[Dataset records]
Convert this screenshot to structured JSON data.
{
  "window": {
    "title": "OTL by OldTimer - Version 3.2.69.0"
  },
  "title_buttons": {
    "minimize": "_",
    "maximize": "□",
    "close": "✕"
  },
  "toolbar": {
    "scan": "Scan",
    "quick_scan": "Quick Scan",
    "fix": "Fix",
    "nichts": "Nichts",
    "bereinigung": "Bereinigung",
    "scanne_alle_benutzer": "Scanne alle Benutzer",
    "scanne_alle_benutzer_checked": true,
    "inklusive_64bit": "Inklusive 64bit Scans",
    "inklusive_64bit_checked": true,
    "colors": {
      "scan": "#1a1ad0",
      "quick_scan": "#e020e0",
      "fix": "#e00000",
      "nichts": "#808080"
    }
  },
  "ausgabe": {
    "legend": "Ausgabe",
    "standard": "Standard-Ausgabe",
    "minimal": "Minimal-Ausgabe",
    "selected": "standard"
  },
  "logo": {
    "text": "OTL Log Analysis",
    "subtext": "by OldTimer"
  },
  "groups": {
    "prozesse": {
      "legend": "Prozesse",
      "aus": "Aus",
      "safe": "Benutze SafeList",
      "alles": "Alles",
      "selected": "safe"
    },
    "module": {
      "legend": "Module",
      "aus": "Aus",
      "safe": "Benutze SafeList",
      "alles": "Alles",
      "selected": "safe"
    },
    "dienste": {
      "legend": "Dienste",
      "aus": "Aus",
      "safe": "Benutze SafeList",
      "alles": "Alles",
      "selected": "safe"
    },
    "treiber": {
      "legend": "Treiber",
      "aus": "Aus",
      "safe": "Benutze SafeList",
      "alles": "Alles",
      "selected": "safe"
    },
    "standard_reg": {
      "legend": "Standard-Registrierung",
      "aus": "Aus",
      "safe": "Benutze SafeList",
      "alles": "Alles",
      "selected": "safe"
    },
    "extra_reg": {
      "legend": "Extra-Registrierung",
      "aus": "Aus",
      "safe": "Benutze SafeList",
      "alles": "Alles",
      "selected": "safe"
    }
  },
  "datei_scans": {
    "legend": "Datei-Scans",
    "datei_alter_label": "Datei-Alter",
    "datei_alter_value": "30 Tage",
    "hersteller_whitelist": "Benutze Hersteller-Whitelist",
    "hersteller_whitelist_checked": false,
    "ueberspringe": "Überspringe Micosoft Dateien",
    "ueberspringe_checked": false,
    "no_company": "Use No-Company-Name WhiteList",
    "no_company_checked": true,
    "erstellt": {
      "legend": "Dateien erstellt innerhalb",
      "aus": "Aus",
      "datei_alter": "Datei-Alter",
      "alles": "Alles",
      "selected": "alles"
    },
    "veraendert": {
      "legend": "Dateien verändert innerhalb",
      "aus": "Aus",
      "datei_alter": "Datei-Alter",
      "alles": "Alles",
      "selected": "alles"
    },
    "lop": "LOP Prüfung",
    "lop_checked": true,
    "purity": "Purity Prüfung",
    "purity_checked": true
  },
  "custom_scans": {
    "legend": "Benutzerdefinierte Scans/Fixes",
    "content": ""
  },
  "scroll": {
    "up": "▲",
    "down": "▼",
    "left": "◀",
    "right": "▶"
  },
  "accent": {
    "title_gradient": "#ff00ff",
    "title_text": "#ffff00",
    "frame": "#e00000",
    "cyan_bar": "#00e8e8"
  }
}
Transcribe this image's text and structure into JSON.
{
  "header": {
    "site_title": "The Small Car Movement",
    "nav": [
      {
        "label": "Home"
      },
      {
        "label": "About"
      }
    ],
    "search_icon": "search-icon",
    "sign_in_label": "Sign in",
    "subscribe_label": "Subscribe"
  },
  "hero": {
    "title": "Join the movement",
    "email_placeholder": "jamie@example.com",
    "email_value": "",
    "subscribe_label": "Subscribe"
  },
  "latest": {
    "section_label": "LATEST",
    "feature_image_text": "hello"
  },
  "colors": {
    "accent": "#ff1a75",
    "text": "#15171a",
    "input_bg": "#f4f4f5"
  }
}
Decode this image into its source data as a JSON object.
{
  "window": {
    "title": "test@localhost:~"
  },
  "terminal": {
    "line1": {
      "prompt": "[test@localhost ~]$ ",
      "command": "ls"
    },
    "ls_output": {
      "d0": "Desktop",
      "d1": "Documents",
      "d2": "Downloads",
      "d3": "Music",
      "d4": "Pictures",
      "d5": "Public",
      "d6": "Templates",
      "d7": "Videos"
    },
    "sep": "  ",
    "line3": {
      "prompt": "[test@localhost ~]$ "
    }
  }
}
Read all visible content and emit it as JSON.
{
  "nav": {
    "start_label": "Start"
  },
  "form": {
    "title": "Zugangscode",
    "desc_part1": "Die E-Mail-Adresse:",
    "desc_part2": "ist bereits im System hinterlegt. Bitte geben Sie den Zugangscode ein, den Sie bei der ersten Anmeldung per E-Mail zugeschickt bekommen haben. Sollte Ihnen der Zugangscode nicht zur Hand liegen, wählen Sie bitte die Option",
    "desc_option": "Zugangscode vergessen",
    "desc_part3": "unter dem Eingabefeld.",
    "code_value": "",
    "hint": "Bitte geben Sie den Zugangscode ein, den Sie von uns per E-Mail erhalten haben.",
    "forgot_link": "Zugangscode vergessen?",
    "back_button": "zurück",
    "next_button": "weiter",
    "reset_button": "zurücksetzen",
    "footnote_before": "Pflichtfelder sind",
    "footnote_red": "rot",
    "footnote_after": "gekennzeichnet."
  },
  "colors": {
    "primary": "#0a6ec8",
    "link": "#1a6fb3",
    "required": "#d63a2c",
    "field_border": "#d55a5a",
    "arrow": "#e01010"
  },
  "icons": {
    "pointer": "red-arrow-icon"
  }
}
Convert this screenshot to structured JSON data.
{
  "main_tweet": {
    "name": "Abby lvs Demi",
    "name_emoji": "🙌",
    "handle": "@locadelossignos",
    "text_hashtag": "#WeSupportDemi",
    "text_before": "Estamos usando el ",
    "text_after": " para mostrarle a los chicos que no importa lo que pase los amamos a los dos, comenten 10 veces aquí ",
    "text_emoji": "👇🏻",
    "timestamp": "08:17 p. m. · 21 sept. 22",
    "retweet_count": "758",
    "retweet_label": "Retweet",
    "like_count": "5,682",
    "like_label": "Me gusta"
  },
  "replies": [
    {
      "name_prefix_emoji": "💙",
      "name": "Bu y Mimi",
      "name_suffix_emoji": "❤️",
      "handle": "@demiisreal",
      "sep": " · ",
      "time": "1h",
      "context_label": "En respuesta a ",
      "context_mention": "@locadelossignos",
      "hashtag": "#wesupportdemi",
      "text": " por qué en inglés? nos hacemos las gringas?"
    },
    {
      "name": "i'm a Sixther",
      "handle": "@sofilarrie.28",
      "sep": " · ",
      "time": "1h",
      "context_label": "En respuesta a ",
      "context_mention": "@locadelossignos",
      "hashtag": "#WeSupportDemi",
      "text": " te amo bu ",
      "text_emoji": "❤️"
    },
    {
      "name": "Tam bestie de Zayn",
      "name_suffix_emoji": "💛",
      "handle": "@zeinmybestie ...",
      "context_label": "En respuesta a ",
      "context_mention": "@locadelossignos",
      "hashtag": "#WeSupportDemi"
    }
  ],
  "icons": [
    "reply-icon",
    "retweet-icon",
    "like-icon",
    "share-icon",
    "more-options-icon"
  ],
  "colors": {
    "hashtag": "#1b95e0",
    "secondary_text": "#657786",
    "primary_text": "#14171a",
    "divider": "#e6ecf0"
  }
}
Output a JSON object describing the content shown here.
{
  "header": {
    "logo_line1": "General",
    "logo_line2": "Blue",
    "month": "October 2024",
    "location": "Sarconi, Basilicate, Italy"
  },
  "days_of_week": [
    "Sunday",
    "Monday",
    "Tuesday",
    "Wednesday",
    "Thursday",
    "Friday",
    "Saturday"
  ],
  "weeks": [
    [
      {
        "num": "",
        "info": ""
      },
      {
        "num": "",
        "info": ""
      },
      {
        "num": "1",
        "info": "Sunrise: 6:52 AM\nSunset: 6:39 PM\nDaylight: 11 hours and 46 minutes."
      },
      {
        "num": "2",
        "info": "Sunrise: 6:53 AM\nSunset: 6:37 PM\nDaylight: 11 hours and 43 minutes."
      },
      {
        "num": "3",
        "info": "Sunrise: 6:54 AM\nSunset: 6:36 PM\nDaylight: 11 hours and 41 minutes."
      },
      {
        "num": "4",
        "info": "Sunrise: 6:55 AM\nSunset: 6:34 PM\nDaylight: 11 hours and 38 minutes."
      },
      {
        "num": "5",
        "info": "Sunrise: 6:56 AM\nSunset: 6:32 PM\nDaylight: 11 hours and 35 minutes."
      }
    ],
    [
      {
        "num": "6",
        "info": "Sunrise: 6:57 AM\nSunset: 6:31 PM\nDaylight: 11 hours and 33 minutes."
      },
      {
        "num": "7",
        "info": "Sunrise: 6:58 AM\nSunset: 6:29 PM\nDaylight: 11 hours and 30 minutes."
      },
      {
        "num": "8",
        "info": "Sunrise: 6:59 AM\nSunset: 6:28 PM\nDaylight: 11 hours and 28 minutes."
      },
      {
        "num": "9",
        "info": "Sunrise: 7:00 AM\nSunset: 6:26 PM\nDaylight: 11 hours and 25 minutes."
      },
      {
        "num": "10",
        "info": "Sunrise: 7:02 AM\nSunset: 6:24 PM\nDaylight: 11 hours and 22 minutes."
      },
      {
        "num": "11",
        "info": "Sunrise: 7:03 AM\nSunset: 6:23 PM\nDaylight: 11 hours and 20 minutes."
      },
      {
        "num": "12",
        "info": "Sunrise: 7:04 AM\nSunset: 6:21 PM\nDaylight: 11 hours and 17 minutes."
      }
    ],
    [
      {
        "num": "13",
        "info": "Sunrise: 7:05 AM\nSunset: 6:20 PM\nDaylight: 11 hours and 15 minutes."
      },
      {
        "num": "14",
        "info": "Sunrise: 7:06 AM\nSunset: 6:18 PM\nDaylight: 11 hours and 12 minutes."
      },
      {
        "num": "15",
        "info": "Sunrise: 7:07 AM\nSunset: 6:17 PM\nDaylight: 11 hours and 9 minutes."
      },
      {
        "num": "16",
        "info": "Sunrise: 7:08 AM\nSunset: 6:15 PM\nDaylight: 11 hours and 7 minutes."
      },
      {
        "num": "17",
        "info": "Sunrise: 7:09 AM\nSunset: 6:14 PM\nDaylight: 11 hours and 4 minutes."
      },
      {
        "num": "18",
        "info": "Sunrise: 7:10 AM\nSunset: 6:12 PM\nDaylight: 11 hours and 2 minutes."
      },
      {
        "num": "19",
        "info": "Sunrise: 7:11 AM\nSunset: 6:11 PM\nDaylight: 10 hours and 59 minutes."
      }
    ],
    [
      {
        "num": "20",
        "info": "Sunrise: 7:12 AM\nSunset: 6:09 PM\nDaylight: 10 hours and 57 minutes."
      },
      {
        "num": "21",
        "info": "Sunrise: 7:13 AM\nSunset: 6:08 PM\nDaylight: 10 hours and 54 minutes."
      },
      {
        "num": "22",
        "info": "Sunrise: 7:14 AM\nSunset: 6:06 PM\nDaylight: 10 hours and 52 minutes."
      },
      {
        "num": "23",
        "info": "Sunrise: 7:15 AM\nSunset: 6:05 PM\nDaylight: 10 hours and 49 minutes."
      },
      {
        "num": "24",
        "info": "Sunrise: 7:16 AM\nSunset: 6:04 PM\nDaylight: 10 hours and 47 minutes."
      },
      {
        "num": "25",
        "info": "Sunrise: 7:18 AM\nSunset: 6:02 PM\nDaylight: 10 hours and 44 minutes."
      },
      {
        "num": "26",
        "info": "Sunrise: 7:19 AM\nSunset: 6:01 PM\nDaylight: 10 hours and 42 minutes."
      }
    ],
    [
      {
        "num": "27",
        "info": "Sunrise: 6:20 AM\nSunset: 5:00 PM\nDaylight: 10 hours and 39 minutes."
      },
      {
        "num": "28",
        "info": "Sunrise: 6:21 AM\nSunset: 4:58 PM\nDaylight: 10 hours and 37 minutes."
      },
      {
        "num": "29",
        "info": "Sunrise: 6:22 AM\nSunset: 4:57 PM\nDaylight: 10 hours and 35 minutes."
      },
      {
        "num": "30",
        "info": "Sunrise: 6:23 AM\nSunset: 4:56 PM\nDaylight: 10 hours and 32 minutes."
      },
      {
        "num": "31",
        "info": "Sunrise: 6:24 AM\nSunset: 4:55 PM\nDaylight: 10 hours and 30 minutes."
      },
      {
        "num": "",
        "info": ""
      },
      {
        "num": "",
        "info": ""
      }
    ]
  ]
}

### [EXERCISE DETAILS]
Check every line of the data above for the string "Dateien", and copy those that have it.

### [THE SOLUTION]
    "ueberspringe": "Überspringe Micosoft Dateien",
      "legend": "Dateien erstellt innerhalb",
      "legend": "Dateien verändert innerhalb",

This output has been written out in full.